>> Start INPUT ROWS

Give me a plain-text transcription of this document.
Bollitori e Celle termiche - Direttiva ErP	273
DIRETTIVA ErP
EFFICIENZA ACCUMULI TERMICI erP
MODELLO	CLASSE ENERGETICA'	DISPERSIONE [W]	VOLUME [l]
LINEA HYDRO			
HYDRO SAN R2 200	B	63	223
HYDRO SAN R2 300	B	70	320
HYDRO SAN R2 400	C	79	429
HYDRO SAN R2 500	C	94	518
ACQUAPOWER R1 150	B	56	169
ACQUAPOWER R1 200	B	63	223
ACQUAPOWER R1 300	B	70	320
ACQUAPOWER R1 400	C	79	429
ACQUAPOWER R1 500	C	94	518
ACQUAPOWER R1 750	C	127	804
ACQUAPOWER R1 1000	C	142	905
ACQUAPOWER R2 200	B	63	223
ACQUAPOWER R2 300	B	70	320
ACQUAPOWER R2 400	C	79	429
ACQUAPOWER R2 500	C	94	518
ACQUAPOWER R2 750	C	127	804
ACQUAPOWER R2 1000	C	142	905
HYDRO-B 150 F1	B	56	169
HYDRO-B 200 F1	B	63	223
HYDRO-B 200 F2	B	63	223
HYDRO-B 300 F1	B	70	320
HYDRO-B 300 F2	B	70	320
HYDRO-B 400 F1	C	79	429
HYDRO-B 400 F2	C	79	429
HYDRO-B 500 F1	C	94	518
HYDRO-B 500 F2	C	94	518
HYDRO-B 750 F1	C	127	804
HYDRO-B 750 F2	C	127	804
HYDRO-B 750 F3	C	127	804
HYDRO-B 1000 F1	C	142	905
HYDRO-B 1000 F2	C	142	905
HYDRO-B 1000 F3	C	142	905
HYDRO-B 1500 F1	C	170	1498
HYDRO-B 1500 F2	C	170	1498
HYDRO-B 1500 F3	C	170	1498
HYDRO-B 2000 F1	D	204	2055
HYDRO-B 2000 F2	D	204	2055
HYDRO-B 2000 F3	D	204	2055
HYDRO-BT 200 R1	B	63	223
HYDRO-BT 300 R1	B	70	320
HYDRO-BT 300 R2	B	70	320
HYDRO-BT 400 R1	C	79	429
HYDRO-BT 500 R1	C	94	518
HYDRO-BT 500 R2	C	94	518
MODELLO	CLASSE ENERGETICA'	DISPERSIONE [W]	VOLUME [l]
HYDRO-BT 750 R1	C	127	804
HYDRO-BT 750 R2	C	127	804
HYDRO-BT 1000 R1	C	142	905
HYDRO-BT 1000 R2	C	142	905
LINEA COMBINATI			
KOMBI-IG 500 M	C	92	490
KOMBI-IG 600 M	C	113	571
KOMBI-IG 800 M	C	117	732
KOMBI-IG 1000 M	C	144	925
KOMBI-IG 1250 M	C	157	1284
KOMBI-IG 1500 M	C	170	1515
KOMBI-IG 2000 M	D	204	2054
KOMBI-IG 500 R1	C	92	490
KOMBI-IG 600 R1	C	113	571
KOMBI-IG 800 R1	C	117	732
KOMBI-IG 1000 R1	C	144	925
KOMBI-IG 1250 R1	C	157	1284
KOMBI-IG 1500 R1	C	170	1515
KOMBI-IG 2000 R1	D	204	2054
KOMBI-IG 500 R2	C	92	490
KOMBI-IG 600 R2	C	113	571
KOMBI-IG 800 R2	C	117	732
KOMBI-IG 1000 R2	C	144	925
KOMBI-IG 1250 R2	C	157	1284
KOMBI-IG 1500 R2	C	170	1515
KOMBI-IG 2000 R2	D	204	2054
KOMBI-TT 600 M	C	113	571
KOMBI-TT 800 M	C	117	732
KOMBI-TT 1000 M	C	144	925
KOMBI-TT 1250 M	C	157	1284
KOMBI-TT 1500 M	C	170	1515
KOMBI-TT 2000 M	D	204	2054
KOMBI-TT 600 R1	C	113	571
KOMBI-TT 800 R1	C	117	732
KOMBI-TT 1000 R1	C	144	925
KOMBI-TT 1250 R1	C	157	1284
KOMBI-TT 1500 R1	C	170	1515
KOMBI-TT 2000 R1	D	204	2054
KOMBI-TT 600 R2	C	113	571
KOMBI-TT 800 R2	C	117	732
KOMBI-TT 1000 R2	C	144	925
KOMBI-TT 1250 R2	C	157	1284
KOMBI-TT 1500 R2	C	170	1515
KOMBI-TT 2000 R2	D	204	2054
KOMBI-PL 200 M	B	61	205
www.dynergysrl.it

>> End INPUT ROWS

WHAT TO DO » Extract every entry above as it appears.

TASK RESULT »
Give me a plain-text transcription of this document.
Bollitori e Celle termiche - Direttiva ErP	273
DIRETTIVA ErP
EFFICIENZA ACCUMULI TERMICI erP
MODELLO	CLASSE ENERGETICA'	DISPERSIONE [W]	VOLUME [l]
LINEA HYDRO			
HYDRO SAN R2 200	B	63	223
HYDRO SAN R2 300	B	70	320
HYDRO SAN R2 400	C	79	429
HYDRO SAN R2 500	C	94	518
ACQUAPOWER R1 150	B	56	169
ACQUAPOWER R1 200	B	63	223
ACQUAPOWER R1 300	B	70	320
ACQUAPOWER R1 400	C	79	429
ACQUAPOWER R1 500	C	94	518
ACQUAPOWER R1 750	C	127	804
ACQUAPOWER R1 1000	C	142	905
ACQUAPOWER R2 200	B	63	223
ACQUAPOWER R2 300	B	70	320
ACQUAPOWER R2 400	C	79	429
ACQUAPOWER R2 500	C	94	518
ACQUAPOWER R2 750	C	127	804
ACQUAPOWER R2 1000	C	142	905
HYDRO-B 150 F1	B	56	169
HYDRO-B 200 F1	B	63	223
HYDRO-B 200 F2	B	63	223
HYDRO-B 300 F1	B	70	320
HYDRO-B 300 F2	B	70	320
HYDRO-B 400 F1	C	79	429
HYDRO-B 400 F2	C	79	429
HYDRO-B 500 F1	C	94	518
HYDRO-B 500 F2	C	94	518
HYDRO-B 750 F1	C	127	804
HYDRO-B 750 F2	C	127	804
HYDRO-B 750 F3	C	127	804
HYDRO-B 1000 F1	C	142	905
HYDRO-B 1000 F2	C	142	905
HYDRO-B 1000 F3	C	142	905
HYDRO-B 1500 F1	C	170	1498
HYDRO-B 1500 F2	C	170	1498
HYDRO-B 1500 F3	C	170	1498
HYDRO-B 2000 F1	D	204	2055
HYDRO-B 2000 F2	D	204	2055
HYDRO-B 2000 F3	D	204	2055
HYDRO-BT 200 R1	B	63	223
HYDRO-BT 300 R1	B	70	320
HYDRO-BT 300 R2	B	70	320
HYDRO-BT 400 R1	C	79	429
HYDRO-BT 500 R1	C	94	518
HYDRO-BT 500 R2	C	94	518
MODELLO	CLASSE ENERGETICA'	DISPERSIONE [W]	VOLUME [l]
HYDRO-BT 750 R1	C	127	804
HYDRO-BT 750 R2	C	127	804
HYDRO-BT 1000 R1	C	142	905
HYDRO-BT 1000 R2	C	142	905
LINEA COMBINATI			
KOMBI-IG 500 M	C	92	490
KOMBI-IG 600 M	C	113	571
KOMBI-IG 800 M	C	117	732
KOMBI-IG 1000 M	C	144	925
KOMBI-IG 1250 M	C	157	1284
KOMBI-IG 1500 M	C	170	1515
KOMBI-IG 2000 M	D	204	2054
KOMBI-IG 500 R1	C	92	490
KOMBI-IG 600 R1	C	113	571
KOMBI-IG 800 R1	C	117	732
KOMBI-IG 1000 R1	C	144	925
KOMBI-IG 1250 R1	C	157	1284
KOMBI-IG 1500 R1	C	170	1515
KOMBI-IG 2000 R1	D	204	2054
KOMBI-IG 500 R2	C	92	490
KOMBI-IG 600 R2	C	113	571
KOMBI-IG 800 R2	C	117	732
KOMBI-IG 1000 R2	C	144	925
KOMBI-IG 1250 R2	C	157	1284
KOMBI-IG 1500 R2	C	170	1515
KOMBI-IG 2000 R2	D	204	2054
KOMBI-TT 600 M	C	113	571
KOMBI-TT 800 M	C	117	732
KOMBI-TT 1000 M	C	144	925
KOMBI-TT 1250 M	C	157	1284
KOMBI-TT 1500 M	C	170	1515
KOMBI-TT 2000 M	D	204	2054
KOMBI-TT 600 R1	C	113	571
KOMBI-TT 800 R1	C	117	732
KOMBI-TT 1000 R1	C	144	925
KOMBI-TT 1250 R1	C	157	1284
KOMBI-TT 1500 R1	C	170	1515
KOMBI-TT 2000 R1	D	204	2054
KOMBI-TT 600 R2	C	113	571
KOMBI-TT 800 R2	C	117	732
KOMBI-TT 1000 R2	C	144	925
KOMBI-TT 1250 R2	C	157	1284
KOMBI-TT 1500 R2	C	170	1515
KOMBI-TT 2000 R2	D	204	2054
KOMBI-PL 200 M	B	61	205
www.dynergysrl.it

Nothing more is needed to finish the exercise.